Start of Extracted information
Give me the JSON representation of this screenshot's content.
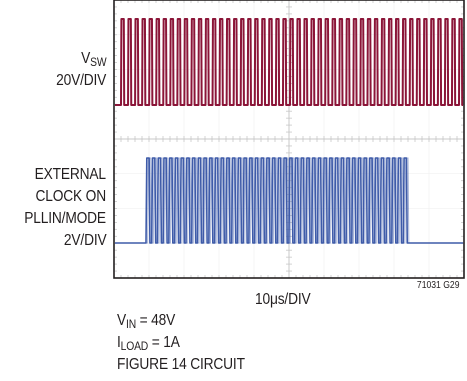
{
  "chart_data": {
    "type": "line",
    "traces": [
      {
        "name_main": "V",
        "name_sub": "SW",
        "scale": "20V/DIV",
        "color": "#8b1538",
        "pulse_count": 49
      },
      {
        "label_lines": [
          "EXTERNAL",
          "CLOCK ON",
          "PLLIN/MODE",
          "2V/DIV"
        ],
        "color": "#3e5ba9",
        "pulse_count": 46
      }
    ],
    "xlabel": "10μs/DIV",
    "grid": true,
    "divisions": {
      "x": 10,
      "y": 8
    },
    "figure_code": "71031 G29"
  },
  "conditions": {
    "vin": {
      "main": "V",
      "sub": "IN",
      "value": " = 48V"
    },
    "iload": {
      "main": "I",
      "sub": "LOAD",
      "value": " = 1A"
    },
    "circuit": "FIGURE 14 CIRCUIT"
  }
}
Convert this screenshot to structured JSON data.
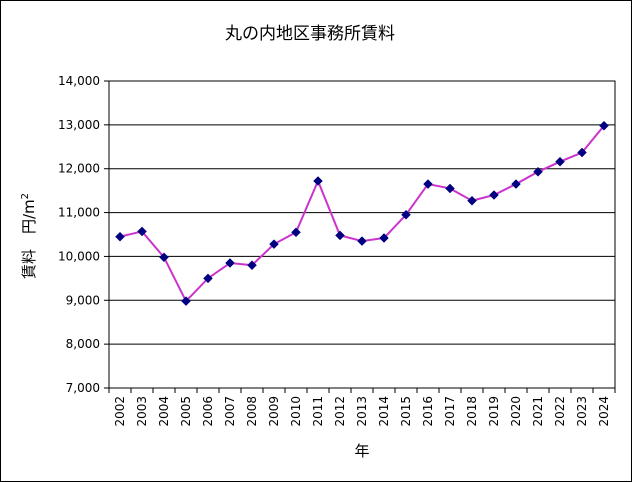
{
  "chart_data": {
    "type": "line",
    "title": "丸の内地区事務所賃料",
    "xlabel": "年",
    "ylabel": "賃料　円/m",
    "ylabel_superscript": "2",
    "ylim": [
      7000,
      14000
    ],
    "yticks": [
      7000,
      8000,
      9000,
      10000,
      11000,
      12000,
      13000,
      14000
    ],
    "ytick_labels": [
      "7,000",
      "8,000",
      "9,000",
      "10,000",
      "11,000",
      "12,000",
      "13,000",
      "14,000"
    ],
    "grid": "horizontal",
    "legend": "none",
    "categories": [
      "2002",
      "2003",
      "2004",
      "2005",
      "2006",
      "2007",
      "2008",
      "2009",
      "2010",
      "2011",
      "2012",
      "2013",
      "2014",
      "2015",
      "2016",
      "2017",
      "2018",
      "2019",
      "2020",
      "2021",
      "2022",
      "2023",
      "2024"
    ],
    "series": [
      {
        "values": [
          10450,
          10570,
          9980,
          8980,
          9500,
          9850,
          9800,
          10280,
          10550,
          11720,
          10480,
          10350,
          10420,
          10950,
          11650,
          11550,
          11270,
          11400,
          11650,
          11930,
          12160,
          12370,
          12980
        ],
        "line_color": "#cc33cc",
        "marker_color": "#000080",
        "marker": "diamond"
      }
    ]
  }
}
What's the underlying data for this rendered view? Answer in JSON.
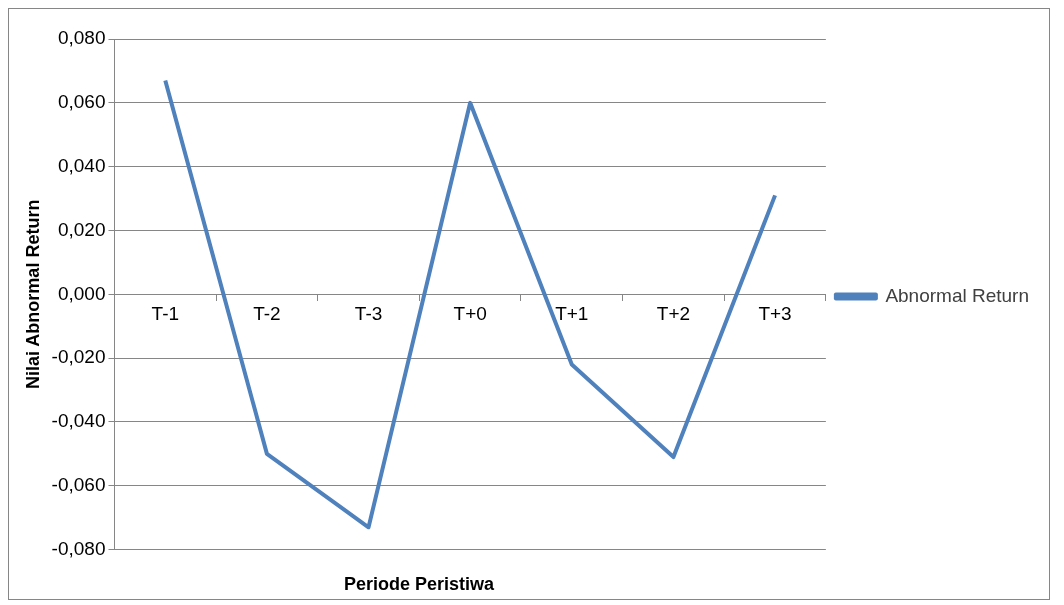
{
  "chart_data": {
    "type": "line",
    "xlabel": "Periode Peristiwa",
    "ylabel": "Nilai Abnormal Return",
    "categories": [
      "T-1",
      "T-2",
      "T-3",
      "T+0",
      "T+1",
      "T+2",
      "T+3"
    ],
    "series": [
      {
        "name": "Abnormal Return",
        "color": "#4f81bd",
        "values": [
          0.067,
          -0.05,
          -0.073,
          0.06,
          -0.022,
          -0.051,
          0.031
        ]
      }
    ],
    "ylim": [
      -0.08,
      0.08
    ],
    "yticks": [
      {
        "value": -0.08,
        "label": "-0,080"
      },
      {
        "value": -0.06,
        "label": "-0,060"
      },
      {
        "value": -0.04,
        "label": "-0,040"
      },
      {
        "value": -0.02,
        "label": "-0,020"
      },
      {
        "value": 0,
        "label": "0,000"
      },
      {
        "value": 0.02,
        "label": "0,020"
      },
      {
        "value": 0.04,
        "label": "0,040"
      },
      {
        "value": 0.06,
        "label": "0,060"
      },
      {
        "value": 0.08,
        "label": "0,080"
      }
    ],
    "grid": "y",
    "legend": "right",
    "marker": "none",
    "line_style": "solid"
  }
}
End of Extracted information
Exercise objective ->
Above are several records. Count the lines among them that contain "Abnormal" and give only the total.

Solution to this task ->
2